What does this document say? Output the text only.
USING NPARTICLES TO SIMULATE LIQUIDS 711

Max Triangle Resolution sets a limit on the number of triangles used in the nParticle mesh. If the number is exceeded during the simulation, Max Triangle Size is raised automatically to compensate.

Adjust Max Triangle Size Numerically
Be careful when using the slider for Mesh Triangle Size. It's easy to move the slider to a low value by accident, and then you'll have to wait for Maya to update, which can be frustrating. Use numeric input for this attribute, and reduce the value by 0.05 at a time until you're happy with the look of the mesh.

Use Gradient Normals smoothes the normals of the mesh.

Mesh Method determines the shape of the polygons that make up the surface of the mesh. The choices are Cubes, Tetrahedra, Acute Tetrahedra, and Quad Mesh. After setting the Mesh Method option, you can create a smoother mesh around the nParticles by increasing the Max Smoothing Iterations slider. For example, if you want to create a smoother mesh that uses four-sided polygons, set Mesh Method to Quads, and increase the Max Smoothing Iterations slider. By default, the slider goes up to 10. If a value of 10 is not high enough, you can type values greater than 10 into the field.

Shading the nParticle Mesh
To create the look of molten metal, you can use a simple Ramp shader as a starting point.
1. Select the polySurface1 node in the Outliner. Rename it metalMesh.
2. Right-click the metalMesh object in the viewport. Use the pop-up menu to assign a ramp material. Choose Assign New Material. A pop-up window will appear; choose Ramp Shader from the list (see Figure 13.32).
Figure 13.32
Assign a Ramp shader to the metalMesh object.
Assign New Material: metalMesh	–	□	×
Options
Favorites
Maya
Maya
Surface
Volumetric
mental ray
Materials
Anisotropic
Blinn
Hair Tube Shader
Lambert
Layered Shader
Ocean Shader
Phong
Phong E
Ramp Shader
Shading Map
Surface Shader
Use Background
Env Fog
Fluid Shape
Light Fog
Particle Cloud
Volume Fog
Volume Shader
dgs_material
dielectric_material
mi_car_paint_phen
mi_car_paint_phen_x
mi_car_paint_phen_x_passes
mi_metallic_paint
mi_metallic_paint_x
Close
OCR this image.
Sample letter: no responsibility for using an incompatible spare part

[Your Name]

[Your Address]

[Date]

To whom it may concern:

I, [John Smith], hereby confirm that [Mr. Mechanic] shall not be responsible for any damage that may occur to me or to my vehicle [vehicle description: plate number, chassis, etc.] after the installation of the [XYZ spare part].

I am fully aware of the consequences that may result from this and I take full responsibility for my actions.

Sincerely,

## Task brief
Exactly and only the lines from the line containing "OCR this image." through the last line of the entries should be copied, both ends included.

## Response to this task
OCR this image.
Sample letter: no responsibility for using an incompatible spare part

[Your Name]

[Your Address]

[Date]

To whom it may concern:

I, [John Smith], hereby confirm that [Mr. Mechanic] shall not be responsible for any damage that may occur to me or to my vehicle [vehicle description: plate number, chassis, etc.] after the installation of the [XYZ spare part].

I am fully aware of the consequences that may result from this and I take full responsibility for my actions.

Sincerely,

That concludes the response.